— EXERCISE AIM —
Without the pictures, return each record as it appears.

-- START RECORDS SHOWN --

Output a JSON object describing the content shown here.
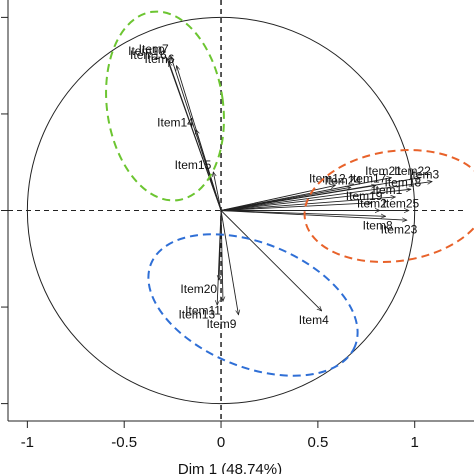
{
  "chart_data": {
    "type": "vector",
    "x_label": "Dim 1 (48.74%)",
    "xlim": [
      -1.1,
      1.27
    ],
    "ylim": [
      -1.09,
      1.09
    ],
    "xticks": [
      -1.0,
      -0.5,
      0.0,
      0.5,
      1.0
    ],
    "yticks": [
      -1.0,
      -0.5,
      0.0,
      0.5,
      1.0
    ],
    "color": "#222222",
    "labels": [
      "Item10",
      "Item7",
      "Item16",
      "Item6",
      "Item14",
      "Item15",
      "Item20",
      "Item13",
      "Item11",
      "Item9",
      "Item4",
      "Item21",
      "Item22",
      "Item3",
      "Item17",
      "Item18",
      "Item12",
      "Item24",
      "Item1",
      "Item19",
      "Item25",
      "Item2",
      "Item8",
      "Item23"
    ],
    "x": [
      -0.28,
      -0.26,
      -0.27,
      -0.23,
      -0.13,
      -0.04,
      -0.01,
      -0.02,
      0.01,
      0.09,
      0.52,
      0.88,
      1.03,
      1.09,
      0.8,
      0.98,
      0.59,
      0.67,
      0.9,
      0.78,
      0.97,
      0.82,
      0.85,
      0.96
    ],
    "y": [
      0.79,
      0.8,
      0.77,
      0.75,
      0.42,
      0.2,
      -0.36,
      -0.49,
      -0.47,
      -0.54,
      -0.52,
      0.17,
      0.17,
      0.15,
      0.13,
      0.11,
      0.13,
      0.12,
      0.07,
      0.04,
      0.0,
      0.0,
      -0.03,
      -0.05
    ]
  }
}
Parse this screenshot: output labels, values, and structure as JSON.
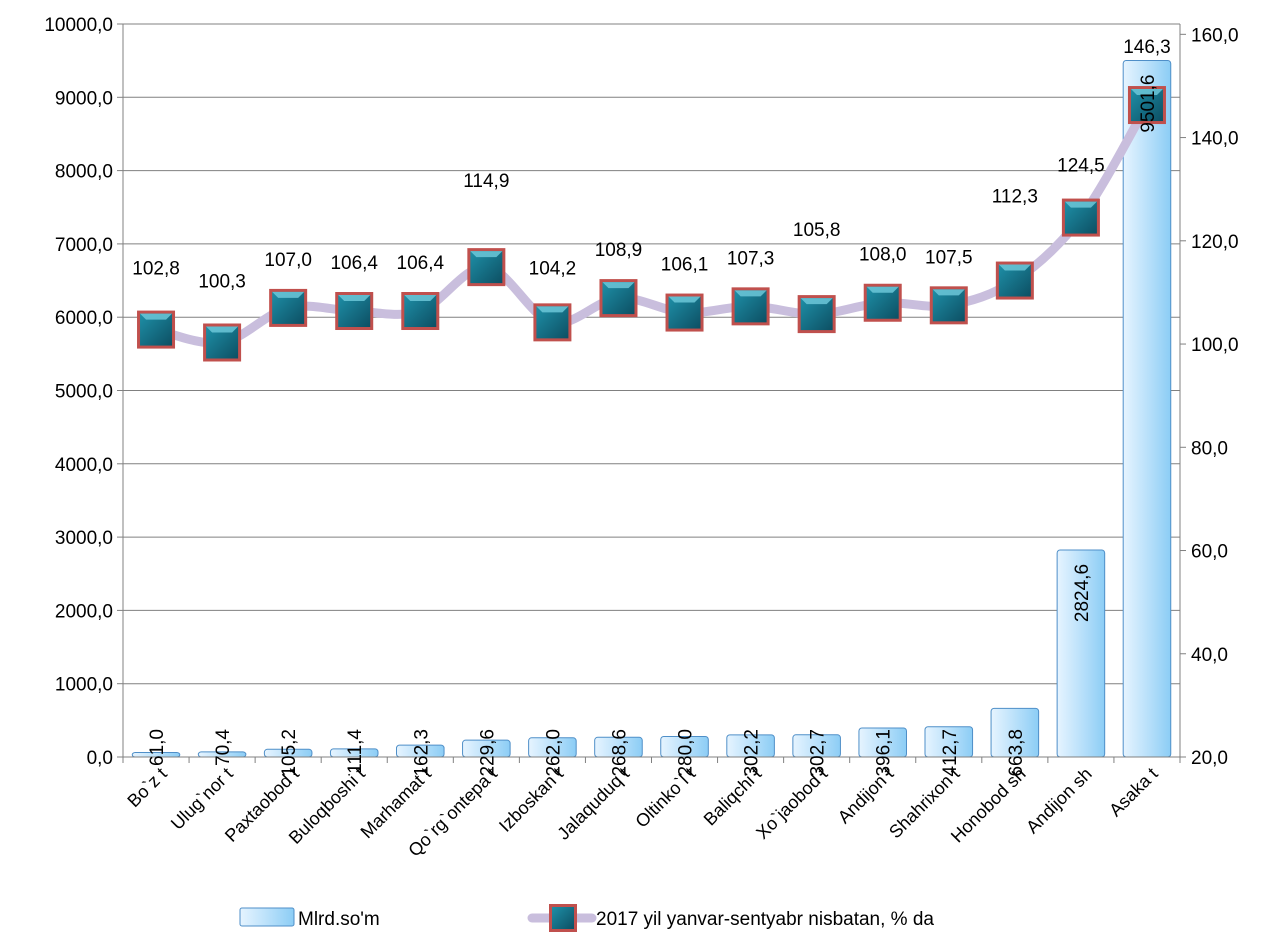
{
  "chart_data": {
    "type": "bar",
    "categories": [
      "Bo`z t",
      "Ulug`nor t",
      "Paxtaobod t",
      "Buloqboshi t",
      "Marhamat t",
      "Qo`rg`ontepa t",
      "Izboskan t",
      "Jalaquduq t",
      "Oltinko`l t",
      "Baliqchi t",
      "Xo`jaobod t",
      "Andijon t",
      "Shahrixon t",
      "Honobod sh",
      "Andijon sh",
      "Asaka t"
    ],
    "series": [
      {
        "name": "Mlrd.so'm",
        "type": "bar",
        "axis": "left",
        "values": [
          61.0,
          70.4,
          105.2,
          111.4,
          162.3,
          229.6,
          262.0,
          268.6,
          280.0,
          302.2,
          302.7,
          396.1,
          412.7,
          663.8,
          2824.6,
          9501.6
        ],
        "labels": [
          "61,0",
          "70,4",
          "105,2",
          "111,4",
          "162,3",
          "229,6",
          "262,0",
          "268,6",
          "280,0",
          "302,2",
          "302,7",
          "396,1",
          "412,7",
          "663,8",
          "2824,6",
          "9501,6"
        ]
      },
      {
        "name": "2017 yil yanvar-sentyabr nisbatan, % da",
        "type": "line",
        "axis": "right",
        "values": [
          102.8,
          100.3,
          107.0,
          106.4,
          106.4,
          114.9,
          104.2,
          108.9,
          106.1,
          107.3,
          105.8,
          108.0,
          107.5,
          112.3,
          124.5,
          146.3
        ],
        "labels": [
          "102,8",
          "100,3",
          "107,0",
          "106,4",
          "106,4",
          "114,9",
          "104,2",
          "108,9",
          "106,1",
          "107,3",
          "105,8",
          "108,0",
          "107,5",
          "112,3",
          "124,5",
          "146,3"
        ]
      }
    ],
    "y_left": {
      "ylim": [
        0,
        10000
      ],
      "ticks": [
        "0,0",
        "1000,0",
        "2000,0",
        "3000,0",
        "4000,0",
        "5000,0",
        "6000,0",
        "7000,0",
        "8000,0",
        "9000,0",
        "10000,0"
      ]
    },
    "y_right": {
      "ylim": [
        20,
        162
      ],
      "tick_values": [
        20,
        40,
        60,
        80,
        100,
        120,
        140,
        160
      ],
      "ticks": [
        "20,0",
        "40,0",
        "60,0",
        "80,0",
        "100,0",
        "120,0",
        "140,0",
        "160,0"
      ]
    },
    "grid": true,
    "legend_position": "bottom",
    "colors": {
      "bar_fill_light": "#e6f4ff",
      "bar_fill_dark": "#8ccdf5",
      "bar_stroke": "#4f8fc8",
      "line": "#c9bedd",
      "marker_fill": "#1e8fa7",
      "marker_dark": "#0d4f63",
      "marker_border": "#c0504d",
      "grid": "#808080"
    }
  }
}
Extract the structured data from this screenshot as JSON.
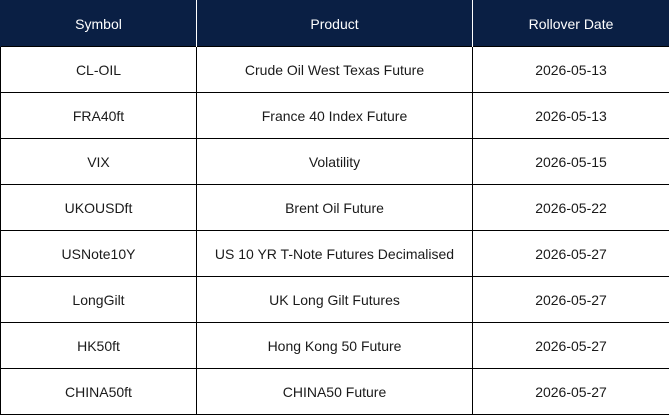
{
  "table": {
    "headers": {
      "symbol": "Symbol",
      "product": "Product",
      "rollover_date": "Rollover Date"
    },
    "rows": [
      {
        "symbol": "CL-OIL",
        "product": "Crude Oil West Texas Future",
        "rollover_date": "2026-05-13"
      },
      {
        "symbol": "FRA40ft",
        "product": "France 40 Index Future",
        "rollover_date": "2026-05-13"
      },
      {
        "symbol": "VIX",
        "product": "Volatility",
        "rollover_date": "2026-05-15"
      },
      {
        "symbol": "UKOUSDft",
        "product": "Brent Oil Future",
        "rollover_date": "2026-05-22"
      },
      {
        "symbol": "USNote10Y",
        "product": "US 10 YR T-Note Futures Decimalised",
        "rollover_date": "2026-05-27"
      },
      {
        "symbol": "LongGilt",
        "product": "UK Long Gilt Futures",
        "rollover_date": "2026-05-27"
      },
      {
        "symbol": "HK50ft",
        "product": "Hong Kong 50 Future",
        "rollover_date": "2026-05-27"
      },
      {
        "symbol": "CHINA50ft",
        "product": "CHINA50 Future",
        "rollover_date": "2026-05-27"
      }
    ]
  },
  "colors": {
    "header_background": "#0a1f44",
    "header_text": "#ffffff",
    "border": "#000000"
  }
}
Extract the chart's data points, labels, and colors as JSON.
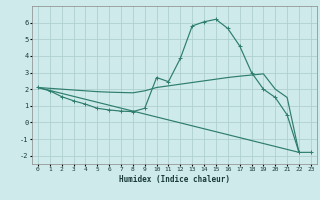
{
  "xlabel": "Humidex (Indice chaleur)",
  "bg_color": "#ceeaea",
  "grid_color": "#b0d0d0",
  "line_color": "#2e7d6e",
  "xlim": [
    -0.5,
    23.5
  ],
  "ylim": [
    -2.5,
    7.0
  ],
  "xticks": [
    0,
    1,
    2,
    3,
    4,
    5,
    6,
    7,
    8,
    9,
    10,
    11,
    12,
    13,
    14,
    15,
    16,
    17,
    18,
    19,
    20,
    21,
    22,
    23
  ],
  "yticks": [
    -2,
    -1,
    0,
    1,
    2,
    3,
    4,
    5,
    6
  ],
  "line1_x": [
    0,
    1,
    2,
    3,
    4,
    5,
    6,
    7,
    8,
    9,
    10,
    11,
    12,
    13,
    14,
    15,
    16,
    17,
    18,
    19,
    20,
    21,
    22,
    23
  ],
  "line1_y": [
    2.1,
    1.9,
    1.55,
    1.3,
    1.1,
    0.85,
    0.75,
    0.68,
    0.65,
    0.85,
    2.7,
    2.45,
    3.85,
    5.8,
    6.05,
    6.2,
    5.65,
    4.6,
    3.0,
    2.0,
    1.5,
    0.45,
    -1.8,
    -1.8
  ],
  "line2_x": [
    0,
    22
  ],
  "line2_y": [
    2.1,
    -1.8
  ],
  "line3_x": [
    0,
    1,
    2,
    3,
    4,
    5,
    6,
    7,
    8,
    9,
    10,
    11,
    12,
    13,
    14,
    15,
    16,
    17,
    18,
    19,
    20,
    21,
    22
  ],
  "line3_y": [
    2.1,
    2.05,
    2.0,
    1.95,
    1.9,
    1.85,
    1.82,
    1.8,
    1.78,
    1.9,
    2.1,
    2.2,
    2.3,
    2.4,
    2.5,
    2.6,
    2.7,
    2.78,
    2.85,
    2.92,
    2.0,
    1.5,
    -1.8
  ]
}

-- END RECORDS SHOWN --

— ANSWER BELOW —
Output a JSON object describing the content shown here.
{
  "chart_data": {
    "type": "vector",
    "x_label": "Dim 1 (48.74%)",
    "xlim": [
      -1.1,
      1.27
    ],
    "ylim": [
      -1.09,
      1.09
    ],
    "xticks": [
      -1.0,
      -0.5,
      0.0,
      0.5,
      1.0
    ],
    "yticks": [
      -1.0,
      -0.5,
      0.0,
      0.5,
      1.0
    ],
    "color": "#222222",
    "labels": [
      "Item10",
      "Item7",
      "Item16",
      "Item6",
      "Item14",
      "Item15",
      "Item20",
      "Item13",
      "Item11",
      "Item9",
      "Item4",
      "Item21",
      "Item22",
      "Item3",
      "Item17",
      "Item18",
      "Item12",
      "Item24",
      "Item1",
      "Item19",
      "Item25",
      "Item2",
      "Item8",
      "Item23"
    ],
    "x": [
      -0.28,
      -0.26,
      -0.27,
      -0.23,
      -0.13,
      -0.04,
      -0.01,
      -0.02,
      0.01,
      0.09,
      0.52,
      0.88,
      1.03,
      1.09,
      0.8,
      0.98,
      0.59,
      0.67,
      0.9,
      0.78,
      0.97,
      0.82,
      0.85,
      0.96
    ],
    "y": [
      0.79,
      0.8,
      0.77,
      0.75,
      0.42,
      0.2,
      -0.36,
      -0.49,
      -0.47,
      -0.54,
      -0.52,
      0.17,
      0.17,
      0.15,
      0.13,
      0.11,
      0.13,
      0.12,
      0.07,
      0.04,
      0.0,
      0.0,
      -0.03,
      -0.05
    ]
  }
}
Parse this screenshot: output labels, values, and structure as JSON.
{
  "chart_data": {
    "type": "bar",
    "categories": [
      "Bo`z t",
      "Ulug`nor t",
      "Paxtaobod t",
      "Buloqboshi t",
      "Marhamat t",
      "Qo`rg`ontepa t",
      "Izboskan t",
      "Jalaquduq t",
      "Oltinko`l t",
      "Baliqchi t",
      "Xo`jaobod t",
      "Andijon t",
      "Shahrixon t",
      "Honobod sh",
      "Andijon sh",
      "Asaka t"
    ],
    "series": [
      {
        "name": "Mlrd.so'm",
        "type": "bar",
        "axis": "left",
        "values": [
          61.0,
          70.4,
          105.2,
          111.4,
          162.3,
          229.6,
          262.0,
          268.6,
          280.0,
          302.2,
          302.7,
          396.1,
          412.7,
          663.8,
          2824.6,
          9501.6
        ],
        "labels": [
          "61,0",
          "70,4",
          "105,2",
          "111,4",
          "162,3",
          "229,6",
          "262,0",
          "268,6",
          "280,0",
          "302,2",
          "302,7",
          "396,1",
          "412,7",
          "663,8",
          "2824,6",
          "9501,6"
        ]
      },
      {
        "name": "2017 yil yanvar-sentyabr nisbatan, % da",
        "type": "line",
        "axis": "right",
        "values": [
          102.8,
          100.3,
          107.0,
          106.4,
          106.4,
          114.9,
          104.2,
          108.9,
          106.1,
          107.3,
          105.8,
          108.0,
          107.5,
          112.3,
          124.5,
          146.3
        ],
        "labels": [
          "102,8",
          "100,3",
          "107,0",
          "106,4",
          "106,4",
          "114,9",
          "104,2",
          "108,9",
          "106,1",
          "107,3",
          "105,8",
          "108,0",
          "107,5",
          "112,3",
          "124,5",
          "146,3"
        ]
      }
    ],
    "y_left": {
      "ylim": [
        0,
        10000
      ],
      "ticks": [
        "0,0",
        "1000,0",
        "2000,0",
        "3000,0",
        "4000,0",
        "5000,0",
        "6000,0",
        "7000,0",
        "8000,0",
        "9000,0",
        "10000,0"
      ]
    },
    "y_right": {
      "ylim": [
        20,
        162
      ],
      "tick_values": [
        20,
        40,
        60,
        80,
        100,
        120,
        140,
        160
      ],
      "ticks": [
        "20,0",
        "40,0",
        "60,0",
        "80,0",
        "100,0",
        "120,0",
        "140,0",
        "160,0"
      ]
    },
    "grid": true,
    "legend_position": "bottom",
    "colors": {
      "bar_fill_light": "#e6f4ff",
      "bar_fill_dark": "#8ccdf5",
      "bar_stroke": "#4f8fc8",
      "line": "#c9bedd",
      "marker_fill": "#1e8fa7",
      "marker_dark": "#0d4f63",
      "marker_border": "#c0504d",
      "grid": "#808080"
    }
  }
}
Extract the structured data from this screenshot as JSON.
{
  "table": {
    "headers": {
      "symbol": "Symbol",
      "product": "Product",
      "rollover_date": "Rollover Date"
    },
    "rows": [
      {
        "symbol": "CL-OIL",
        "product": "Crude Oil West Texas Future",
        "rollover_date": "2026-05-13"
      },
      {
        "symbol": "FRA40ft",
        "product": "France 40 Index Future",
        "rollover_date": "2026-05-13"
      },
      {
        "symbol": "VIX",
        "product": "Volatility",
        "rollover_date": "2026-05-15"
      },
      {
        "symbol": "UKOUSDft",
        "product": "Brent Oil Future",
        "rollover_date": "2026-05-22"
      },
      {
        "symbol": "USNote10Y",
        "product": "US 10 YR T-Note Futures Decimalised",
        "rollover_date": "2026-05-27"
      },
      {
        "symbol": "LongGilt",
        "product": "UK Long Gilt Futures",
        "rollover_date": "2026-05-27"
      },
      {
        "symbol": "HK50ft",
        "product": "Hong Kong 50 Future",
        "rollover_date": "2026-05-27"
      },
      {
        "symbol": "CHINA50ft",
        "product": "CHINA50 Future",
        "rollover_date": "2026-05-27"
      }
    ]
  },
  "colors": {
    "header_background": "#0a1f44",
    "header_text": "#ffffff",
    "border": "#000000"
  }
}
Extract the chart's data points, labels, and colors as JSON.
{
  "xlabel": "Humidex (Indice chaleur)",
  "bg_color": "#ceeaea",
  "grid_color": "#b0d0d0",
  "line_color": "#2e7d6e",
  "xlim": [
    -0.5,
    23.5
  ],
  "ylim": [
    -2.5,
    7.0
  ],
  "xticks": [
    0,
    1,
    2,
    3,
    4,
    5,
    6,
    7,
    8,
    9,
    10,
    11,
    12,
    13,
    14,
    15,
    16,
    17,
    18,
    19,
    20,
    21,
    22,
    23
  ],
  "yticks": [
    -2,
    -1,
    0,
    1,
    2,
    3,
    4,
    5,
    6
  ],
  "line1_x": [
    0,
    1,
    2,
    3,
    4,
    5,
    6,
    7,
    8,
    9,
    10,
    11,
    12,
    13,
    14,
    15,
    16,
    17,
    18,
    19,
    20,
    21,
    22,
    23
  ],
  "line1_y": [
    2.1,
    1.9,
    1.55,
    1.3,
    1.1,
    0.85,
    0.75,
    0.68,
    0.65,
    0.85,
    2.7,
    2.45,
    3.85,
    5.8,
    6.05,
    6.2,
    5.65,
    4.6,
    3.0,
    2.0,
    1.5,
    0.45,
    -1.8,
    -1.8
  ],
  "line2_x": [
    0,
    22
  ],
  "line2_y": [
    2.1,
    -1.8
  ],
  "line3_x": [
    0,
    1,
    2,
    3,
    4,
    5,
    6,
    7,
    8,
    9,
    10,
    11,
    12,
    13,
    14,
    15,
    16,
    17,
    18,
    19,
    20,
    21,
    22
  ],
  "line3_y": [
    2.1,
    2.05,
    2.0,
    1.95,
    1.9,
    1.85,
    1.82,
    1.8,
    1.78,
    1.9,
    2.1,
    2.2,
    2.3,
    2.4,
    2.5,
    2.6,
    2.7,
    2.78,
    2.85,
    2.92,
    2.0,
    1.5,
    -1.8
  ]
}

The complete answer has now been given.